** Begin Data listing **
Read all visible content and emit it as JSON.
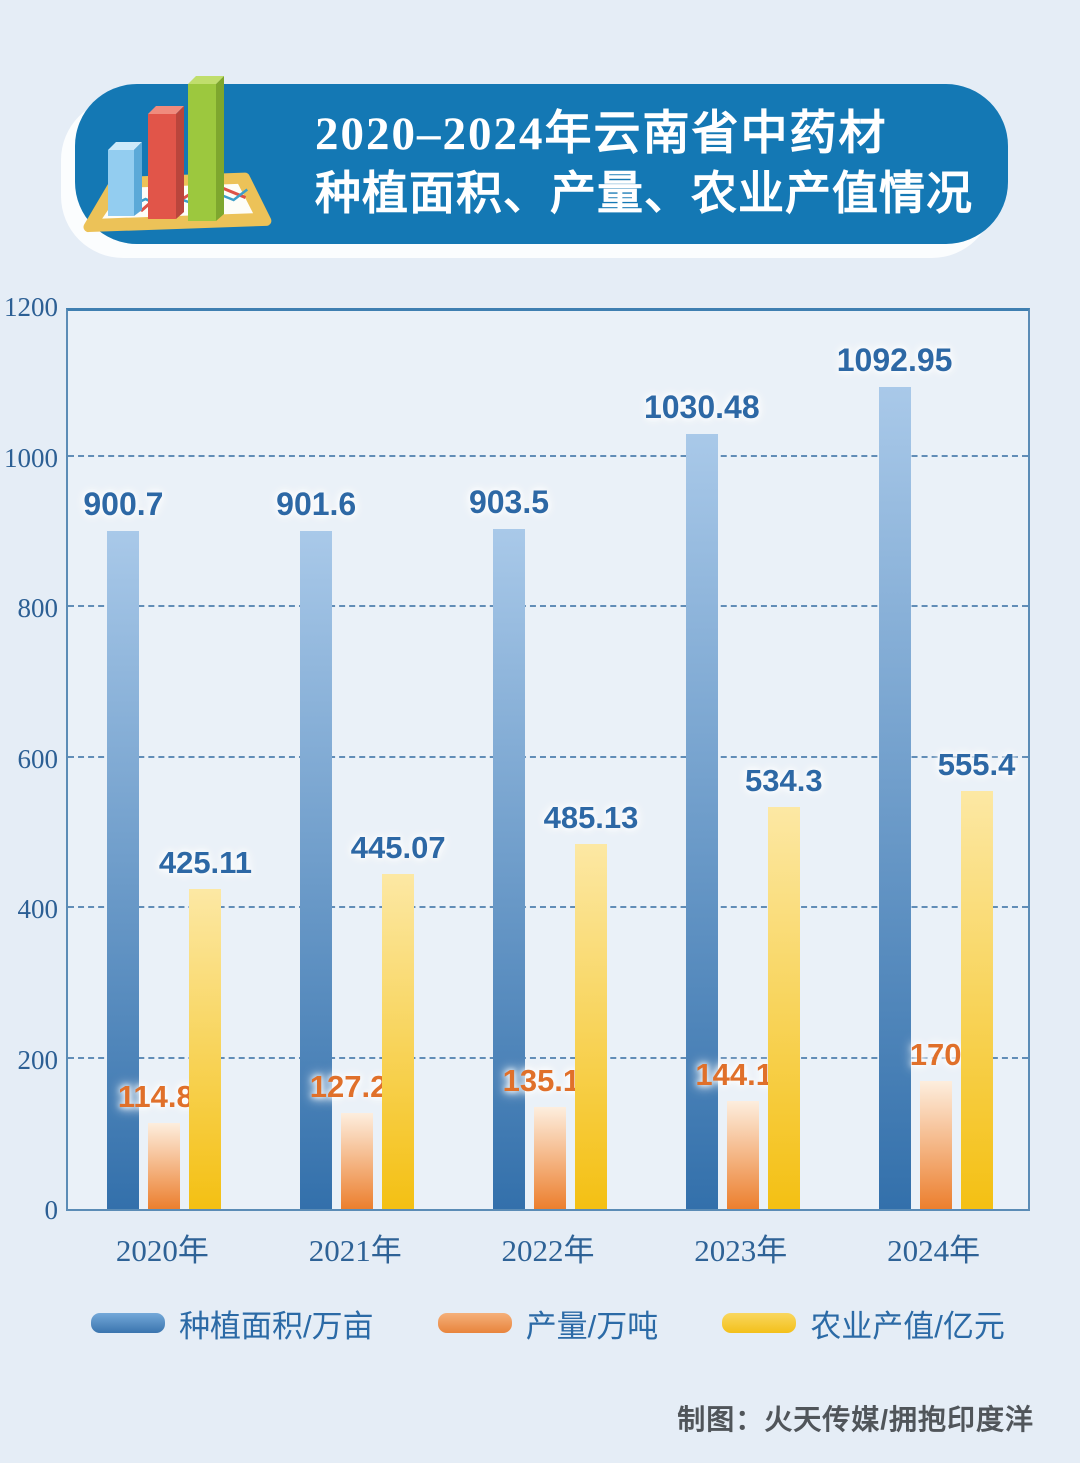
{
  "page": {
    "background": "#e5edf6"
  },
  "header": {
    "banner_color": "#1478b4",
    "title_line1": "2020–2024年云南省中药材",
    "title_line2": "种植面积、产量、农业产值情况",
    "icon": "bar-chart-tablet-icon"
  },
  "chart_data": {
    "type": "bar",
    "title": "2020–2024年云南省中药材种植面积、产量、农业产值情况",
    "categories": [
      "2020年",
      "2021年",
      "2022年",
      "2023年",
      "2024年"
    ],
    "series": [
      {
        "name": "种植面积/万亩",
        "values": [
          900.7,
          901.6,
          903.5,
          1030.48,
          1092.95
        ],
        "bar_top_color": "#a9c9e9",
        "bar_bottom_color": "#3370ab",
        "label_color": "#2d68a5",
        "swatch_top": "#74a9d9",
        "swatch_bottom": "#3a74ae"
      },
      {
        "name": "产量/万吨",
        "values": [
          114.83,
          127.25,
          135.16,
          144.18,
          170
        ],
        "bar_top_color": "#fdeede",
        "bar_bottom_color": "#ec7f2e",
        "label_color": "#e0702a",
        "swatch_top": "#f5b07a",
        "swatch_bottom": "#e8843c"
      },
      {
        "name": "农业产值/亿元",
        "values": [
          425.11,
          445.07,
          485.13,
          534.3,
          555.4
        ],
        "bar_top_color": "#fce husba",
        "label_color": "#2d68a5",
        "swatch_top": "#f9d75f",
        "swatch_bottom": "#f3c01a"
      }
    ],
    "ylim": [
      0,
      1200
    ],
    "ytick_step": 200,
    "yticks": [
      0,
      200,
      400,
      600,
      800,
      1000,
      1200
    ],
    "grid": "horizontal-dashed",
    "legend_position": "bottom",
    "axis_color": "#5b8cb6",
    "gridline_color": "#4a7cac"
  },
  "footer": {
    "credit": "制图：火天传媒/拥抱印度洋"
  }
}
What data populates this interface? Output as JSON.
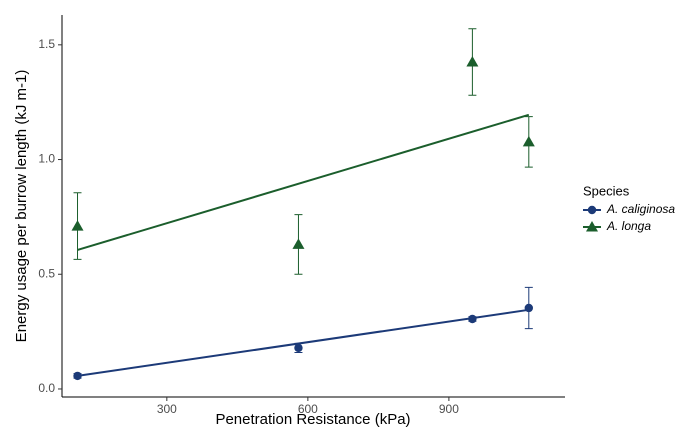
** End Data listing **
▶ [Objective]:
Output each line exactly; omit every picture.

▶ [Answer to the task]:
Read all visible content and emit it as JSON.
{
  "page": {
    "background": "#e5edf6"
  },
  "header": {
    "banner_color": "#1478b4",
    "title_line1": "2020–2024年云南省中药材",
    "title_line2": "种植面积、产量、农业产值情况",
    "icon": "bar-chart-tablet-icon"
  },
  "chart_data": {
    "type": "bar",
    "title": "2020–2024年云南省中药材种植面积、产量、农业产值情况",
    "categories": [
      "2020年",
      "2021年",
      "2022年",
      "2023年",
      "2024年"
    ],
    "series": [
      {
        "name": "种植面积/万亩",
        "values": [
          900.7,
          901.6,
          903.5,
          1030.48,
          1092.95
        ],
        "bar_top_color": "#a9c9e9",
        "bar_bottom_color": "#3370ab",
        "label_color": "#2d68a5",
        "swatch_top": "#74a9d9",
        "swatch_bottom": "#3a74ae"
      },
      {
        "name": "产量/万吨",
        "values": [
          114.83,
          127.25,
          135.16,
          144.18,
          170
        ],
        "bar_top_color": "#fdeede",
        "bar_bottom_color": "#ec7f2e",
        "label_color": "#e0702a",
        "swatch_top": "#f5b07a",
        "swatch_bottom": "#e8843c"
      },
      {
        "name": "农业产值/亿元",
        "values": [
          425.11,
          445.07,
          485.13,
          534.3,
          555.4
        ],
        "bar_top_color": "#fce husba",
        "label_color": "#2d68a5",
        "swatch_top": "#f9d75f",
        "swatch_bottom": "#f3c01a"
      }
    ],
    "ylim": [
      0,
      1200
    ],
    "ytick_step": 200,
    "yticks": [
      0,
      200,
      400,
      600,
      800,
      1000,
      1200
    ],
    "grid": "horizontal-dashed",
    "legend_position": "bottom",
    "axis_color": "#5b8cb6",
    "gridline_color": "#4a7cac"
  },
  "footer": {
    "credit": "制图：火天传媒/拥抱印度洋"
  }
}
What data populates this interface? Output as JSON.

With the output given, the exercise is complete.